Записи из набора данных:
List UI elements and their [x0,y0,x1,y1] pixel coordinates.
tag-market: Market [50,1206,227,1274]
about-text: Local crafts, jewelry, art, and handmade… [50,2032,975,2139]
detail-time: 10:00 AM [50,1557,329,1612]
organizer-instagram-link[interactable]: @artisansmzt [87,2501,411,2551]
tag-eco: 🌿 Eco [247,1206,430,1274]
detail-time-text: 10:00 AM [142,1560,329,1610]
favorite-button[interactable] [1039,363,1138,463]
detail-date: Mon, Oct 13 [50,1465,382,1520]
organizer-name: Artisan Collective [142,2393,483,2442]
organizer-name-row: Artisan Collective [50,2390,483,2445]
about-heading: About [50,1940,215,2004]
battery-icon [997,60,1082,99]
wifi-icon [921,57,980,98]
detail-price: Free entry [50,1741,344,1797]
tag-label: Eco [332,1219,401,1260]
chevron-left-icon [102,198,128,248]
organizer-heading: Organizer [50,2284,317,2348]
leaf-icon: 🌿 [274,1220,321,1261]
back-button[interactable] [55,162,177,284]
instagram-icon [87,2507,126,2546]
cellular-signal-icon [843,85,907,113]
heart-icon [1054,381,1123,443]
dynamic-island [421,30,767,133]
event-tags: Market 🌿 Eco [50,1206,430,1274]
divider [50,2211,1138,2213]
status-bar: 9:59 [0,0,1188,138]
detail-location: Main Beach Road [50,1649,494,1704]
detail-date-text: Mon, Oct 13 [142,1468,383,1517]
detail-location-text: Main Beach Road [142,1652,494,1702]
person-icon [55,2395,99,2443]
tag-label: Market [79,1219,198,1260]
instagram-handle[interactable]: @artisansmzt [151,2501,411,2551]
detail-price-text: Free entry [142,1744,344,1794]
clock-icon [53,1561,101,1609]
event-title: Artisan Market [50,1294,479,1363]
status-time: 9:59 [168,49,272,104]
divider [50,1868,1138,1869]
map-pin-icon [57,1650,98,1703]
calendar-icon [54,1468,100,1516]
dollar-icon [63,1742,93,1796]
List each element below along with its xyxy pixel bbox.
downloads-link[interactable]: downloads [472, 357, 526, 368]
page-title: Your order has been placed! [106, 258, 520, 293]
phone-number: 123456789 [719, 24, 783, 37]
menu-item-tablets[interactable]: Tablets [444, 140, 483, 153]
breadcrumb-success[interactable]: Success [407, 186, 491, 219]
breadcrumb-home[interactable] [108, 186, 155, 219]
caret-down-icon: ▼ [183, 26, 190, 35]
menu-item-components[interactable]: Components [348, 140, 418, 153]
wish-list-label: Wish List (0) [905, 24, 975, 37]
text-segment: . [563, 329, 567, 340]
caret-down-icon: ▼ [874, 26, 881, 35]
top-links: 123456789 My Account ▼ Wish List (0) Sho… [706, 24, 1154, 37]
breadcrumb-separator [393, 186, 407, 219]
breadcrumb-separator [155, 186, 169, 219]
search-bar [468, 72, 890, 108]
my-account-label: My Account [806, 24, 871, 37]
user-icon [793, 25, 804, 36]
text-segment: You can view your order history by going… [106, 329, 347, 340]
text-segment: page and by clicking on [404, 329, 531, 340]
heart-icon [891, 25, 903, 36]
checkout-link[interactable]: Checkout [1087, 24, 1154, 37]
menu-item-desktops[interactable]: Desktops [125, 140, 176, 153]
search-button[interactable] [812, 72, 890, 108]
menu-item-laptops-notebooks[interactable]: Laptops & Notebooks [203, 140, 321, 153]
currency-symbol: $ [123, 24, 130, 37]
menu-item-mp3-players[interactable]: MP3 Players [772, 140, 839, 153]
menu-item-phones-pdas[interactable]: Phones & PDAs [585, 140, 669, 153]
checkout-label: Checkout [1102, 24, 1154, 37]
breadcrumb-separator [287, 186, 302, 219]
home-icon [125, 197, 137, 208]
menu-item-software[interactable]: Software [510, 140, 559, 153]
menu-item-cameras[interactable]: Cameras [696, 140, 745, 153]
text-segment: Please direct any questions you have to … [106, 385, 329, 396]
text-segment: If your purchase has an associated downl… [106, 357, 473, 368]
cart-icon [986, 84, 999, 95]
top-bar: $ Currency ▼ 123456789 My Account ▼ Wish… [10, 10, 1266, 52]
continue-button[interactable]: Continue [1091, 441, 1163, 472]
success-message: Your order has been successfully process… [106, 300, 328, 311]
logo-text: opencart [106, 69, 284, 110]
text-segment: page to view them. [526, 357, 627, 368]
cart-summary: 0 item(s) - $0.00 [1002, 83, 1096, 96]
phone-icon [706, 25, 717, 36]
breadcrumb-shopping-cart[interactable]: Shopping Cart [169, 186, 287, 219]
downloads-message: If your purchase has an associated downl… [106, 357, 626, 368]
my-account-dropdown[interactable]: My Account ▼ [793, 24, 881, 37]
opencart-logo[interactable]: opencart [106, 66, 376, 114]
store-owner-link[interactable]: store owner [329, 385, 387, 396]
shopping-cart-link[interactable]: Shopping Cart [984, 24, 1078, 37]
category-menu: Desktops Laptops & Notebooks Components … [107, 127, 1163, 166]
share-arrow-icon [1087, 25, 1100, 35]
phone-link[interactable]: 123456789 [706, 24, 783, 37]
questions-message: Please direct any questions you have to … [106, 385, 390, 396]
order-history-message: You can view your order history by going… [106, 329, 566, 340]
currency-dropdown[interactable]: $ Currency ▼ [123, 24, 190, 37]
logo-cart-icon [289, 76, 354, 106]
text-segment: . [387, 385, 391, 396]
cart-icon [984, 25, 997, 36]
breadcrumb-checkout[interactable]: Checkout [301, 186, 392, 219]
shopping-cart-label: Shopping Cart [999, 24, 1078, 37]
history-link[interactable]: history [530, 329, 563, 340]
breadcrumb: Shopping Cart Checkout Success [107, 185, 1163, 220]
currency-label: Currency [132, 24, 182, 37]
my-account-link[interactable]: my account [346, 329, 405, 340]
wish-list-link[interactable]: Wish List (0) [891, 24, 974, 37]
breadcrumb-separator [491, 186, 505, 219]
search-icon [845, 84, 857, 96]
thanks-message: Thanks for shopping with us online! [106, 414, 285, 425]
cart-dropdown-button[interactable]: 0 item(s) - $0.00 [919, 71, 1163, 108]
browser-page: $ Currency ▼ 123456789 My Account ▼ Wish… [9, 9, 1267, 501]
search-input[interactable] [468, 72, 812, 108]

## ФОРМУЛИРОВКА ЗАДАНИЯ
Воспроизведите все строки выше без единого изменения.

## РЕШЕНИЕ ЗАДАНИЯ
List UI elements and their [x0,y0,x1,y1] pixel coordinates.
tag-market: Market [50,1206,227,1274]
about-text: Local crafts, jewelry, art, and handmade… [50,2032,975,2139]
detail-time: 10:00 AM [50,1557,329,1612]
organizer-instagram-link[interactable]: @artisansmzt [87,2501,411,2551]
tag-eco: 🌿 Eco [247,1206,430,1274]
detail-time-text: 10:00 AM [142,1560,329,1610]
favorite-button[interactable] [1039,363,1138,463]
detail-date: Mon, Oct 13 [50,1465,382,1520]
organizer-name: Artisan Collective [142,2393,483,2442]
organizer-name-row: Artisan Collective [50,2390,483,2445]
about-heading: About [50,1940,215,2004]
battery-icon [997,60,1082,99]
wifi-icon [921,57,980,98]
detail-price: Free entry [50,1741,344,1797]
tag-label: Eco [332,1219,401,1260]
chevron-left-icon [102,198,128,248]
organizer-heading: Organizer [50,2284,317,2348]
leaf-icon: 🌿 [274,1220,321,1261]
back-button[interactable] [55,162,177,284]
instagram-icon [87,2507,126,2546]
cellular-signal-icon [843,85,907,113]
heart-icon [1054,381,1123,443]
dynamic-island [421,30,767,133]
event-tags: Market 🌿 Eco [50,1206,430,1274]
divider [50,2211,1138,2213]
status-bar: 9:59 [0,0,1188,138]
detail-location: Main Beach Road [50,1649,494,1704]
detail-date-text: Mon, Oct 13 [142,1468,383,1517]
detail-location-text: Main Beach Road [142,1652,494,1702]
person-icon [55,2395,99,2443]
tag-label: Market [79,1219,198,1260]
instagram-handle[interactable]: @artisansmzt [151,2501,411,2551]
detail-price-text: Free entry [142,1744,344,1794]
clock-icon [53,1561,101,1609]
event-title: Artisan Market [50,1294,479,1363]
status-time: 9:59 [168,49,272,104]
divider [50,1868,1138,1869]
map-pin-icon [57,1650,98,1703]
calendar-icon [54,1468,100,1516]
dollar-icon [63,1742,93,1796]
List each element below along with its xyxy pixel bbox.
downloads-link[interactable]: downloads [472, 357, 526, 368]
page-title: Your order has been placed! [106, 258, 520, 293]
phone-number: 123456789 [719, 24, 783, 37]
menu-item-tablets[interactable]: Tablets [444, 140, 483, 153]
breadcrumb-success[interactable]: Success [407, 186, 491, 219]
breadcrumb-home[interactable] [108, 186, 155, 219]
caret-down-icon: ▼ [183, 26, 190, 35]
menu-item-components[interactable]: Components [348, 140, 418, 153]
wish-list-label: Wish List (0) [905, 24, 975, 37]
text-segment: . [563, 329, 567, 340]
caret-down-icon: ▼ [874, 26, 881, 35]
top-links: 123456789 My Account ▼ Wish List (0) Sho… [706, 24, 1154, 37]
breadcrumb-separator [393, 186, 407, 219]
breadcrumb-separator [155, 186, 169, 219]
search-bar [468, 72, 890, 108]
my-account-label: My Account [806, 24, 871, 37]
user-icon [793, 25, 804, 36]
text-segment: You can view your order history by going… [106, 329, 347, 340]
text-segment: page and by clicking on [404, 329, 531, 340]
heart-icon [891, 25, 903, 36]
checkout-link[interactable]: Checkout [1087, 24, 1154, 37]
menu-item-desktops[interactable]: Desktops [125, 140, 176, 153]
search-button[interactable] [812, 72, 890, 108]
menu-item-laptops-notebooks[interactable]: Laptops & Notebooks [203, 140, 321, 153]
currency-symbol: $ [123, 24, 130, 37]
menu-item-mp3-players[interactable]: MP3 Players [772, 140, 839, 153]
menu-item-phones-pdas[interactable]: Phones & PDAs [585, 140, 669, 153]
checkout-label: Checkout [1102, 24, 1154, 37]
breadcrumb-separator [287, 186, 302, 219]
home-icon [125, 197, 137, 208]
menu-item-software[interactable]: Software [510, 140, 559, 153]
menu-item-cameras[interactable]: Cameras [696, 140, 745, 153]
text-segment: Please direct any questions you have to … [106, 385, 329, 396]
text-segment: If your purchase has an associated downl… [106, 357, 473, 368]
cart-icon [986, 84, 999, 95]
top-bar: $ Currency ▼ 123456789 My Account ▼ Wish… [10, 10, 1266, 52]
continue-button[interactable]: Continue [1091, 441, 1163, 472]
success-message: Your order has been successfully process… [106, 300, 328, 311]
logo-text: opencart [106, 69, 284, 110]
text-segment: page to view them. [526, 357, 627, 368]
cart-summary: 0 item(s) - $0.00 [1002, 83, 1096, 96]
phone-icon [706, 25, 717, 36]
breadcrumb-shopping-cart[interactable]: Shopping Cart [169, 186, 287, 219]
downloads-message: If your purchase has an associated downl… [106, 357, 626, 368]
my-account-dropdown[interactable]: My Account ▼ [793, 24, 881, 37]
opencart-logo[interactable]: opencart [106, 66, 376, 114]
store-owner-link[interactable]: store owner [329, 385, 387, 396]
shopping-cart-link[interactable]: Shopping Cart [984, 24, 1078, 37]
category-menu: Desktops Laptops & Notebooks Components … [107, 127, 1163, 166]
share-arrow-icon [1087, 25, 1100, 35]
phone-link[interactable]: 123456789 [706, 24, 783, 37]
questions-message: Please direct any questions you have to … [106, 385, 390, 396]
order-history-message: You can view your order history by going… [106, 329, 566, 340]
currency-dropdown[interactable]: $ Currency ▼ [123, 24, 190, 37]
logo-cart-icon [289, 76, 354, 106]
text-segment: . [387, 385, 391, 396]
cart-icon [984, 25, 997, 36]
breadcrumb-checkout[interactable]: Checkout [301, 186, 392, 219]
shopping-cart-label: Shopping Cart [999, 24, 1078, 37]
history-link[interactable]: history [530, 329, 563, 340]
breadcrumb: Shopping Cart Checkout Success [107, 185, 1163, 220]
currency-label: Currency [132, 24, 182, 37]
my-account-link[interactable]: my account [346, 329, 405, 340]
wish-list-link[interactable]: Wish List (0) [891, 24, 974, 37]
breadcrumb-separator [491, 186, 505, 219]
search-icon [845, 84, 857, 96]
thanks-message: Thanks for shopping with us online! [106, 414, 285, 425]
cart-dropdown-button[interactable]: 0 item(s) - $0.00 [919, 71, 1163, 108]
browser-page: $ Currency ▼ 123456789 My Account ▼ Wish… [9, 9, 1267, 501]
search-input[interactable] [468, 72, 812, 108]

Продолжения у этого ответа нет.